REQUIREMENT =>
Gather all lines with the word "приложением" in them.

>>>>>

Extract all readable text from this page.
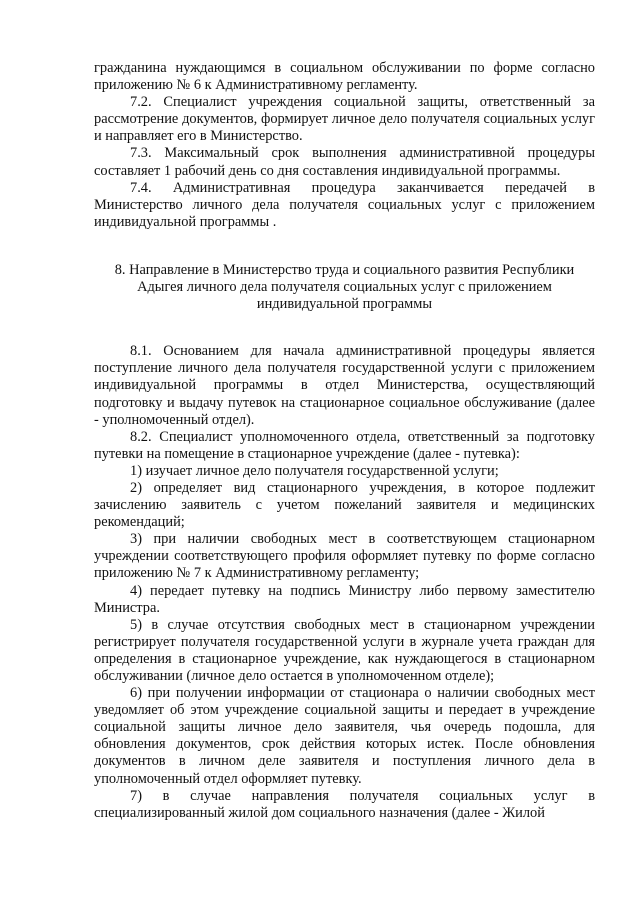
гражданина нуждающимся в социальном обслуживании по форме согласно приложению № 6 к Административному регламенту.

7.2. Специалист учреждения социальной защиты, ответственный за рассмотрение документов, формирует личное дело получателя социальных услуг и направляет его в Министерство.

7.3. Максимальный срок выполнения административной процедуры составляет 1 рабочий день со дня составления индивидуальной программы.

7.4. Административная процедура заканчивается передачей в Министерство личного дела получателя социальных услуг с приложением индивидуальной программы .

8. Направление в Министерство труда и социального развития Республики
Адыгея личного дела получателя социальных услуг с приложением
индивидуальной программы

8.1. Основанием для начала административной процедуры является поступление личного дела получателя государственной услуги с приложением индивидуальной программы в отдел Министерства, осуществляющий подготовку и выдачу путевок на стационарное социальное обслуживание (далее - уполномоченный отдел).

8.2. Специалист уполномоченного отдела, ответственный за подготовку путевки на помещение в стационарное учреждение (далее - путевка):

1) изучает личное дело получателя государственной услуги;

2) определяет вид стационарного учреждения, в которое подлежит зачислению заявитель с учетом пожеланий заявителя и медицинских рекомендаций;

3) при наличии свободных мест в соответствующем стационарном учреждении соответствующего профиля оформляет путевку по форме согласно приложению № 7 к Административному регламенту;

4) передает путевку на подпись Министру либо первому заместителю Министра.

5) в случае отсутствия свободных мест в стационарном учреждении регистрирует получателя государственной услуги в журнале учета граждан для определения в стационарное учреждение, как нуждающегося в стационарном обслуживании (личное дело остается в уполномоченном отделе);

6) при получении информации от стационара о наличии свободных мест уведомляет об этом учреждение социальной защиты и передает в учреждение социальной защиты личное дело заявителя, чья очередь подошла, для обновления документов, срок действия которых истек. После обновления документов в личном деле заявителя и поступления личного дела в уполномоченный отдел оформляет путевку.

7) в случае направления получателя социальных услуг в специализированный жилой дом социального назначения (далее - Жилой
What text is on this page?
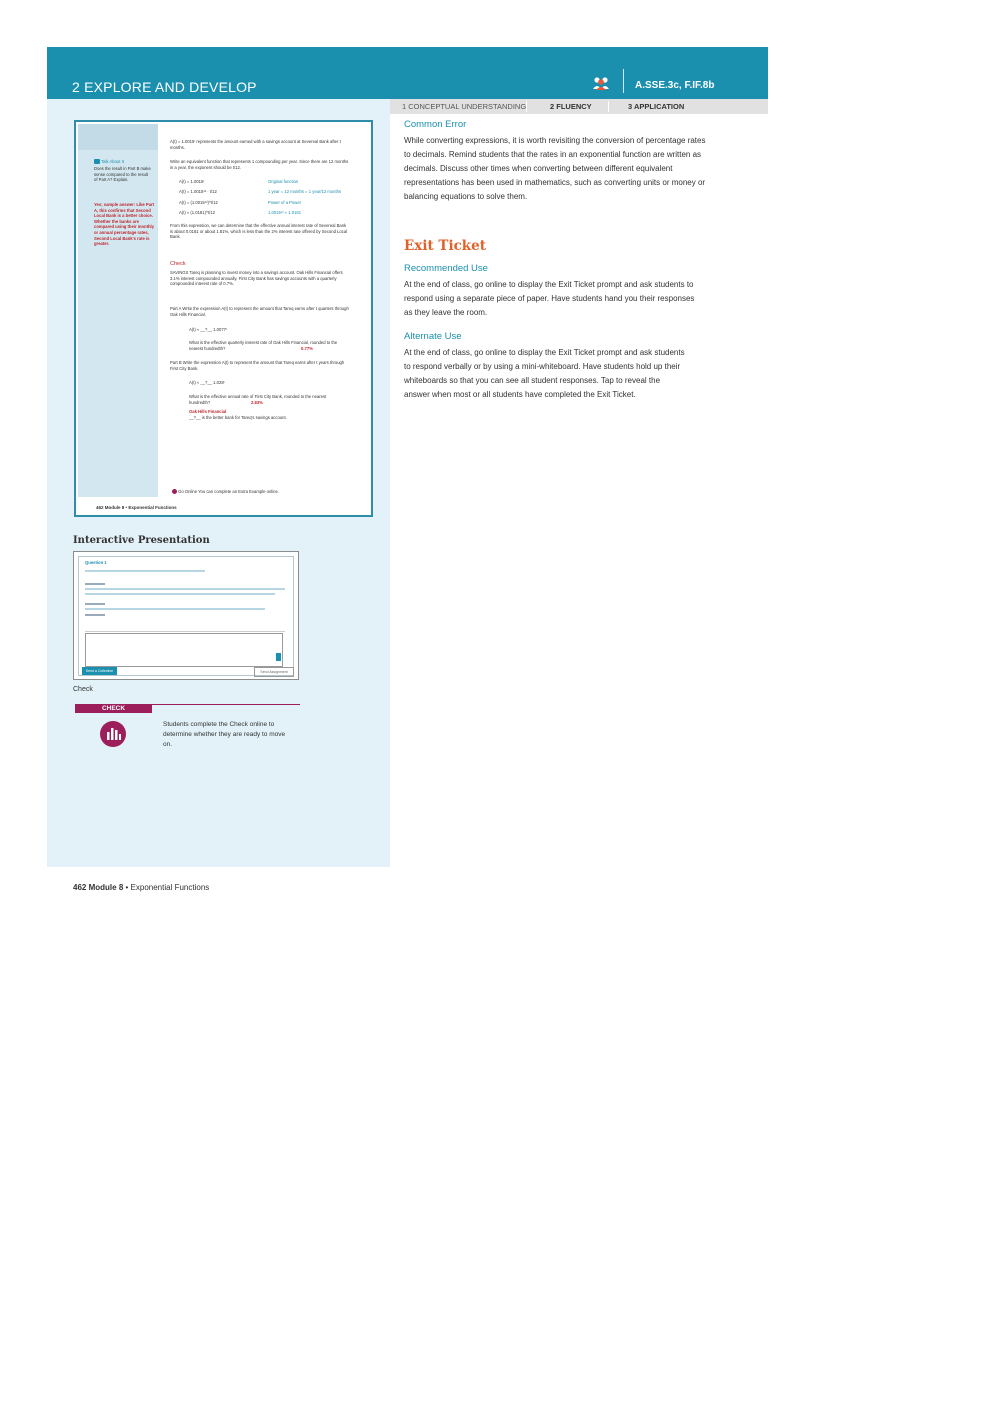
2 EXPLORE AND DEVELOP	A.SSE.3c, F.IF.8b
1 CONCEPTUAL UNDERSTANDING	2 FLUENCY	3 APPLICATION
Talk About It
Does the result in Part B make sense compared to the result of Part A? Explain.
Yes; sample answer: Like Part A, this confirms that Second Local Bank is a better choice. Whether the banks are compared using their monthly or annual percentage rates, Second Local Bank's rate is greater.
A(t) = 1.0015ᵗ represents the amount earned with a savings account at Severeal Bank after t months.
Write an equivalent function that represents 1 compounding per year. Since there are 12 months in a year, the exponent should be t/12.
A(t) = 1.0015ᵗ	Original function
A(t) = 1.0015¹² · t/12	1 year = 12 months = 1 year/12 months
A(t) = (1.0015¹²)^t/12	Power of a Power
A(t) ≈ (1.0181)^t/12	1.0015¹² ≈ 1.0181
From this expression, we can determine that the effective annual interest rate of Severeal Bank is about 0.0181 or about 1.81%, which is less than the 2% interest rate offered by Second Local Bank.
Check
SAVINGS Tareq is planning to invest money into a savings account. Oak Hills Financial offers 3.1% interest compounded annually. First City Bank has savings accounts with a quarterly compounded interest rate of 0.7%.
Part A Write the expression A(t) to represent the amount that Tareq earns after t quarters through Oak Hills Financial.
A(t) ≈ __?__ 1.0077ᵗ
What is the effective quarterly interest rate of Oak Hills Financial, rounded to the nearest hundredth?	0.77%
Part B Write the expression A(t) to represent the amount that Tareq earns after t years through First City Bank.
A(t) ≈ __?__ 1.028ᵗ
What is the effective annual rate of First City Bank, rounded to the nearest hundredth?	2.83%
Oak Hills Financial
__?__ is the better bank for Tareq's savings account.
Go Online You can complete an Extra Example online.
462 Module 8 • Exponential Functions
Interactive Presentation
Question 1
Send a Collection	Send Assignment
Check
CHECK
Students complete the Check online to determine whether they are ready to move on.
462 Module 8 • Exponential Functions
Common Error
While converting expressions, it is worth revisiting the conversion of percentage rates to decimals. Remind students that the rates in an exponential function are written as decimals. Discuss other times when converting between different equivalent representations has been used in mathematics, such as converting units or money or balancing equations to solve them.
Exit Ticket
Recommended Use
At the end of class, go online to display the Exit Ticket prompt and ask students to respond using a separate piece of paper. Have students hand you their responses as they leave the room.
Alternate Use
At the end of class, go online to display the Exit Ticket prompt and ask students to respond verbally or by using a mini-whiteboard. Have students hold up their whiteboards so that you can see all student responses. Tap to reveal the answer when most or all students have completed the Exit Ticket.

<<<<<
>>>>>

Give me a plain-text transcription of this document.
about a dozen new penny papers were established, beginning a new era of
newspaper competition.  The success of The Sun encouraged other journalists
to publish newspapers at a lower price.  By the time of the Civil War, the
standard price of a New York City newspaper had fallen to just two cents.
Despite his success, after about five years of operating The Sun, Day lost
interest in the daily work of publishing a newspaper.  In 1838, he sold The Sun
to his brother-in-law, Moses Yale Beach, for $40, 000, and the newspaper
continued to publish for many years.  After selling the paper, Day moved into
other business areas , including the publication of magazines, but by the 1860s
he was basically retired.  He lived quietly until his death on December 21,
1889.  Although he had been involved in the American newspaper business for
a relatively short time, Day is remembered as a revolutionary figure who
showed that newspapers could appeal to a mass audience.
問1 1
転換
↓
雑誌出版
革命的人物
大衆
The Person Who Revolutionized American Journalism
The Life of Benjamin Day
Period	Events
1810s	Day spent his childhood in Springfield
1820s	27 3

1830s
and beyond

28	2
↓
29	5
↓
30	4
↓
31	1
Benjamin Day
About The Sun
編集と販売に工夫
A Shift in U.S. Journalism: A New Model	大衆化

<<<<<
>>>>>

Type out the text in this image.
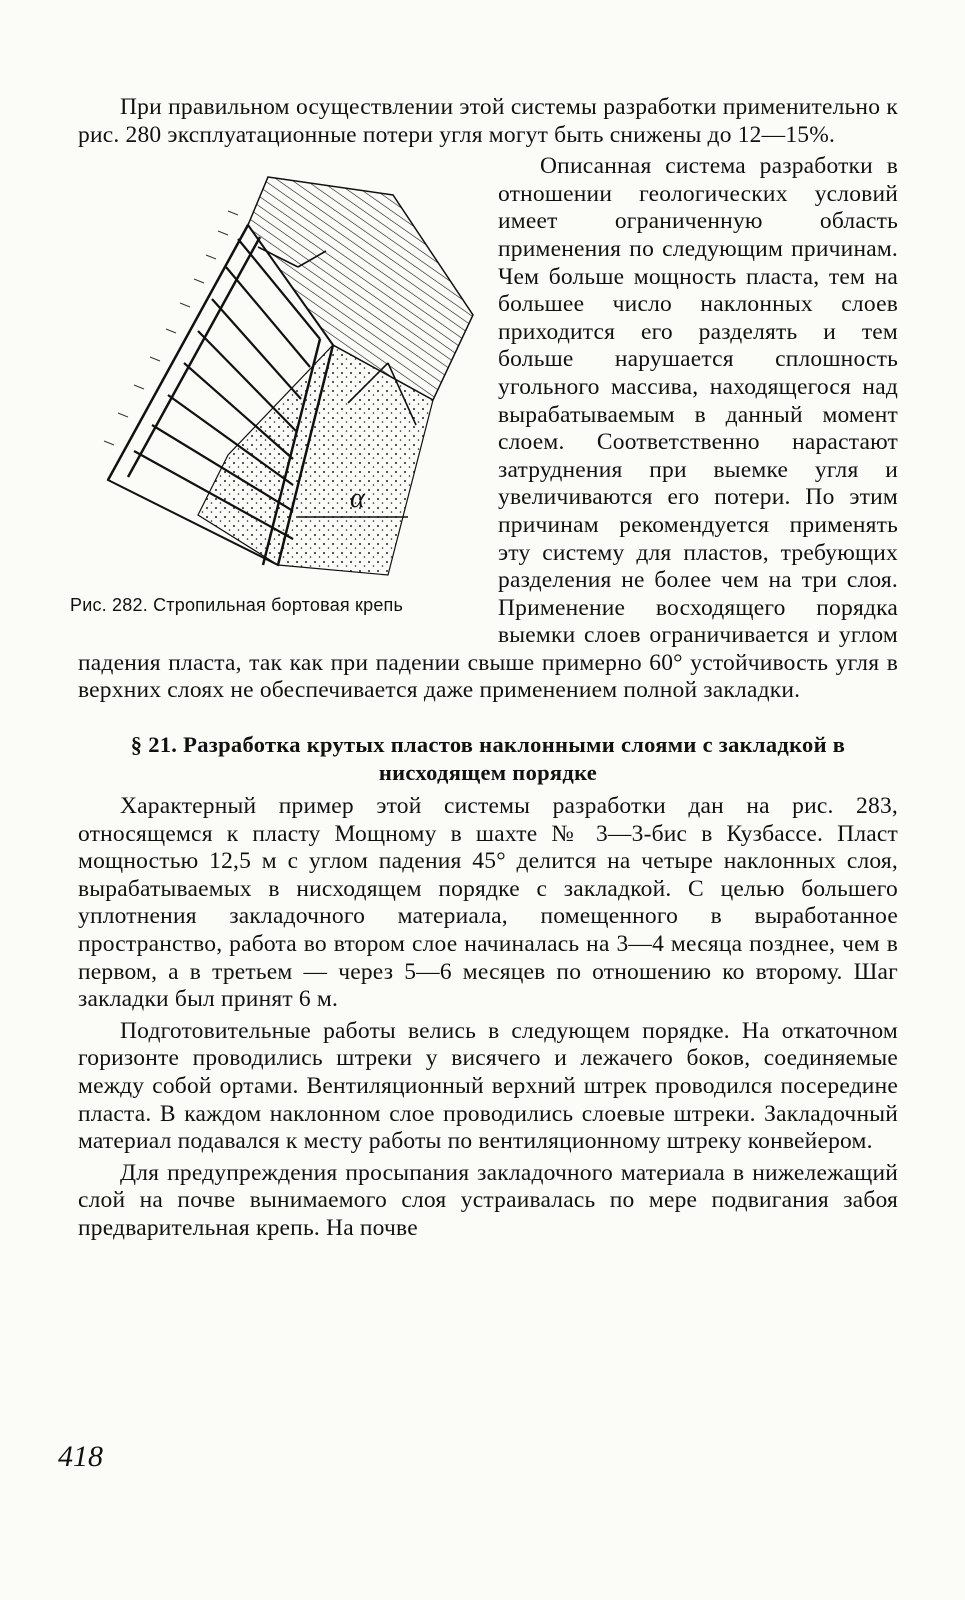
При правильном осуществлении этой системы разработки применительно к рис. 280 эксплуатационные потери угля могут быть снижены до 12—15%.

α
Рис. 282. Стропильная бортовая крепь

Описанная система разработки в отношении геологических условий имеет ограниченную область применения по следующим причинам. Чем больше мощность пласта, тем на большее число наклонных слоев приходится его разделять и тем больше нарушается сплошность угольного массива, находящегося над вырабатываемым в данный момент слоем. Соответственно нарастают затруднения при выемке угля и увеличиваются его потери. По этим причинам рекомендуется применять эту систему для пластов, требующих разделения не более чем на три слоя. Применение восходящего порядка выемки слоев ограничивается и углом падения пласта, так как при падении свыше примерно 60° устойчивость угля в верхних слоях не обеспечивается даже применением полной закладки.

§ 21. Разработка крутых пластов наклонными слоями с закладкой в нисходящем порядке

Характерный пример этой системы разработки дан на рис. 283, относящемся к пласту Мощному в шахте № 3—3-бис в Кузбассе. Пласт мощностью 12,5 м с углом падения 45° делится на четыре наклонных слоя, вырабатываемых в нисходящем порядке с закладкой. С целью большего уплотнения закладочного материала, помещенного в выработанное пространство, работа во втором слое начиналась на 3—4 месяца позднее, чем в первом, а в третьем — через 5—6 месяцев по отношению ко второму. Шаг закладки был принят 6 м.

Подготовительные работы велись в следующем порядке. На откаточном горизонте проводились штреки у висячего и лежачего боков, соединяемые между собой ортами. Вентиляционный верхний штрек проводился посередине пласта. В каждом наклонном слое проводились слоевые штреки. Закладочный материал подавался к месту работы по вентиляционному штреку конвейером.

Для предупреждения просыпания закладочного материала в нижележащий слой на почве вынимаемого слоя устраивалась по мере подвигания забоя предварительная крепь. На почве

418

<<<<<

ANSWER TO THE EXERCISE =>
7.4. Административная процедура заканчивается передачей в Министерство личного дела получателя социальных услуг с приложением индивидуальной программы .
Адыгея личного дела получателя социальных услуг с приложением
8.1. Основанием для начала административной процедуры является поступление личного дела получателя государственной услуги с приложением индивидуальной программы в отдел Министерства, осуществляющий подготовку и выдачу путевок на стационарное социальное обслуживание (далее - уполномоченный отдел).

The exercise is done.